# Task to carry out
Could you output each line of the data that follows exactly?

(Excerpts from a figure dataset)
——

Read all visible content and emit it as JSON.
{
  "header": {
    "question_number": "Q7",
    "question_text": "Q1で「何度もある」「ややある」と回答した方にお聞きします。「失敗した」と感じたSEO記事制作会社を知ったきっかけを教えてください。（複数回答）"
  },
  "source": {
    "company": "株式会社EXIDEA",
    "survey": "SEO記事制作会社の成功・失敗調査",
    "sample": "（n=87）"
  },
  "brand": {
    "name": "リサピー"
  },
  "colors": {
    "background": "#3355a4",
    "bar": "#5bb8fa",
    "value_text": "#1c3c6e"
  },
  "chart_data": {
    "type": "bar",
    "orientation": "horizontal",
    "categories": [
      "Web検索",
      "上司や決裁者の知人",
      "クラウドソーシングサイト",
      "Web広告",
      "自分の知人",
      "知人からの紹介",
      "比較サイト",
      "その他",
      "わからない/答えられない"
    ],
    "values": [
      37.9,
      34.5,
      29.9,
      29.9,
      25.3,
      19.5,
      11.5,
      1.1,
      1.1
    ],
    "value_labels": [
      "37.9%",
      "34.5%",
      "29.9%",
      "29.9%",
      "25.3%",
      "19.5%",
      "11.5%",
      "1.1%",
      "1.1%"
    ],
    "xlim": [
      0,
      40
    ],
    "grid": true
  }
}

——

# Solved exercise
Read all visible content and emit it as JSON.
{
  "header": {
    "question_number": "Q7",
    "question_text": "Q1で「何度もある」「ややある」と回答した方にお聞きします。「失敗した」と感じたSEO記事制作会社を知ったきっかけを教えてください。（複数回答）"
  },
  "source": {
    "company": "株式会社EXIDEA",
    "survey": "SEO記事制作会社の成功・失敗調査",
    "sample": "（n=87）"
  },
  "brand": {
    "name": "リサピー"
  },
  "colors": {
    "background": "#3355a4",
    "bar": "#5bb8fa",
    "value_text": "#1c3c6e"
  },
  "chart_data": {
    "type": "bar",
    "orientation": "horizontal",
    "categories": [
      "Web検索",
      "上司や決裁者の知人",
      "クラウドソーシングサイト",
      "Web広告",
      "自分の知人",
      "知人からの紹介",
      "比較サイト",
      "その他",
      "わからない/答えられない"
    ],
    "values": [
      37.9,
      34.5,
      29.9,
      29.9,
      25.3,
      19.5,
      11.5,
      1.1,
      1.1
    ],
    "value_labels": [
      "37.9%",
      "34.5%",
      "29.9%",
      "29.9%",
      "25.3%",
      "19.5%",
      "11.5%",
      "1.1%",
      "1.1%"
    ],
    "xlim": [
      0,
      40
    ],
    "grid": true
  }
}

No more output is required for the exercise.